> _GIVEN TEXT_:
______

Such a change from here 8th grade year in a public, coed middle school.

I am so proud of her that it makes me want to burst open.

And even though she misses boys, (on our 30 minute ride to the orthodontist yesterday, she scoped out and commented on all the "hot boys" that she had just seen during our trip at least a dozen times), she really does love being in an educational environment that is devoid of them.

She wants to be a doctor.  Specifically, a surgeon.  And I know she'll make it.

Honestly, for women, it's sometimes a lot better for them when us dudes aren't around.

When I went to the Naval Academy back in the 80's, I saw how hard it was for women to succeed there.  They had to be twice as good as the guys in order to receive half of the credit.  

And when they spoke up, they were classified as "bitches" or "lesbians" or "difficult."

My kid, she's not gonna face that...because of the women who came before her...who spoke out, (and continue to speak out), in spite of all the misogyny that they had to deal with.

______

In the passage about the daughter:
1. How long was the ride to the orthodontist?
2. Specifically, what does the daughter want to be?
3. In which decade did the writer attend the Naval Academy?

Stored data entries:
______

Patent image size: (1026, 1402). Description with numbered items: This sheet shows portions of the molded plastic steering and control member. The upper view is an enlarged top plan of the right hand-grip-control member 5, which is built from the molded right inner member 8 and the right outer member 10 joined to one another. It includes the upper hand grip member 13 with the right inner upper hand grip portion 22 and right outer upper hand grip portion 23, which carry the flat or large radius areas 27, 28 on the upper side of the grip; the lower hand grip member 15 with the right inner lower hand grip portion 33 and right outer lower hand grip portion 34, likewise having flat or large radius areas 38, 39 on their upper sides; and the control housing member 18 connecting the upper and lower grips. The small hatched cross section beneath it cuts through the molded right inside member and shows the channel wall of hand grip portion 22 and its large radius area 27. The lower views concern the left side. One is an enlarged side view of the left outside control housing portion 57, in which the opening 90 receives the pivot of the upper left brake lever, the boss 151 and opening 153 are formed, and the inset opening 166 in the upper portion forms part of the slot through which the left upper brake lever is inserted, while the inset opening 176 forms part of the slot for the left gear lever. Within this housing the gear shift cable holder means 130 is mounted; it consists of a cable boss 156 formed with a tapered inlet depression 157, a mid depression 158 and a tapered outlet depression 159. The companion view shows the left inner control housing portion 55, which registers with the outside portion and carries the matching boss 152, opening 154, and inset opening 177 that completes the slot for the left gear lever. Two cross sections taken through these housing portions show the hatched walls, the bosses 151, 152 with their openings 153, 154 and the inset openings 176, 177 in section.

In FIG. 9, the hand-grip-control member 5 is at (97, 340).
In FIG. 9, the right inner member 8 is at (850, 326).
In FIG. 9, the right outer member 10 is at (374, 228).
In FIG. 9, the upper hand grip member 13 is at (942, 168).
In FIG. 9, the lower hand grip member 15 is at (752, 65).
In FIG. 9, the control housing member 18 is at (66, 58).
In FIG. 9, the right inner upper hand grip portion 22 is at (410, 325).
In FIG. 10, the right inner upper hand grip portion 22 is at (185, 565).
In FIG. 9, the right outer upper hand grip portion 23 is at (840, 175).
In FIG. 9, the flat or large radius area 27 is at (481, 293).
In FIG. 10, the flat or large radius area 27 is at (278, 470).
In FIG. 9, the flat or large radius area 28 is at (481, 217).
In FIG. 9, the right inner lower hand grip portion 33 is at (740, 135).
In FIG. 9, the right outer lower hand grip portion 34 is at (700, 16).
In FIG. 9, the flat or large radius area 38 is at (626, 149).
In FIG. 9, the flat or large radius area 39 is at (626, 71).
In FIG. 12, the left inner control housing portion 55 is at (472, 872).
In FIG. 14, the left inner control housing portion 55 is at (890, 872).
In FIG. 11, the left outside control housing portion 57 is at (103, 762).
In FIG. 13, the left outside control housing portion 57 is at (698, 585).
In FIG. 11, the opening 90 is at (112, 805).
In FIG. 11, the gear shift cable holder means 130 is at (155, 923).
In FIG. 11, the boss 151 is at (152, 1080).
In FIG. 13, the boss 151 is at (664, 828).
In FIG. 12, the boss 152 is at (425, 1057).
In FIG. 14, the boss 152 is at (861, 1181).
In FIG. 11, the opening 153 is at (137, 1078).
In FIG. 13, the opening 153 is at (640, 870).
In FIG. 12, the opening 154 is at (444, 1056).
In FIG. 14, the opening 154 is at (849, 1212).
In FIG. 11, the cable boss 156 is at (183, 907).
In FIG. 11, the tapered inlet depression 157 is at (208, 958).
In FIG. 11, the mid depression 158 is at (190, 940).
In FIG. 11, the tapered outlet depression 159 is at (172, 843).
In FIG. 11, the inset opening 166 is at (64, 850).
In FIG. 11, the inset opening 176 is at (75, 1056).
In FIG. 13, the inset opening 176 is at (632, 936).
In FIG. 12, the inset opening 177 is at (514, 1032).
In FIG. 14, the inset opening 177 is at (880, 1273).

______

> _RESPONSE_:
1. 30 minutes
2. A surgeon
3. The 80's